Directive A
From the passage on capitalist crisis, list the conditions for continued capitalist rule whose reproduction the text says a historical crisis increasingly undermines.
Directive B
Answer these from the passage on capitalist crisis:
(i) In which three places does the crisis no longer appear only?
(ii) What is the war in Ukraine said to be not merely?
(iii) What does the text say connects these phenomena?
Directive C
Pick up the passage on capitalist crisis after its last sentence and carry it forward.

From this perspective, a historical crisis in the total reproduction of capital emerges when the difficulties of capital accumulation extend beyond the economic sphere and increasingly undermine the reproduction of the social, political, ideological, scientific and international conditions necessary for the continuation of capitalist rule. In such circumstances, the crisis no longer appears only in factories, financial markets or economic cycles. It manifests itself in states, international institutions, wars, social relations, forms of political organisation and even in the ways social consciousness is produced and reproduced.
For this reason, the crises of our time cannot be explained simply by economic downturns, governmental failures or rivalries among great powers. The war in Ukraine is not merely a military conflict between Russia and Ukraine. Developments in the Middle East are not simply a competition among regional states. The crisis of the European Union is not merely the result of disagreements among its member governments. What connects these phenomena is the gradual erosion of the mechanisms that have enabled the reproduction of the global capitalist order over recent decades.

Stored data

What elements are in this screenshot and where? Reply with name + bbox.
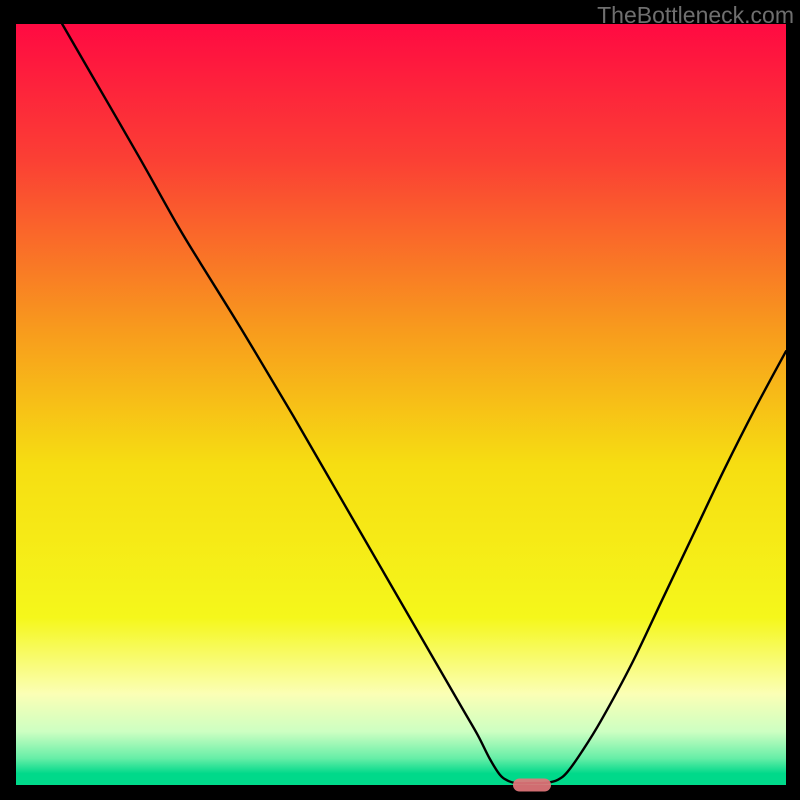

Exercise response A
social, political, ideological, scientific, international

Exercise response B
(i) Factories, financial markets and economic cycles.
(ii) A military conflict between Russia and Ukraine.
(iii) The gradual erosion of the mechanisms that have enabled the reproduction of the global capitalist order over recent decades.

Exercise response C
Yet crisis in itself does not generate its own solution. The history of capitalism is filled with examples in which deepening crises have not led to the advance of emancipatory forces, but rather to the growth of nationalism, militarism, fundamentalism, populism and various forms of authoritarian rule. The financial crisis of 2008, the Arab Spring, the wars in Iraq and Syria, and many other developments of the last two decades demonstrate that fractures within the existing order do not automatically give rise to an independent and emancipatory perspective.
It is precisely here that the central problem of our time resides. The world is not suffering from a shortage of crises; on the contrary, crises have become more visible than ever. What is absent is not crisis, but a perspective capable of opening a path toward the future from within these crises. On the one hand, the old order is eroding and many of its political, economic and ideological forms are losing their former strength. On the other hand, new forces and alternatives have not yet succeeded in establishing themselves as a durable and universal horizon. This gap between the erosion of the old order and the inability of new horizons to emerge is one of the defining features of our age.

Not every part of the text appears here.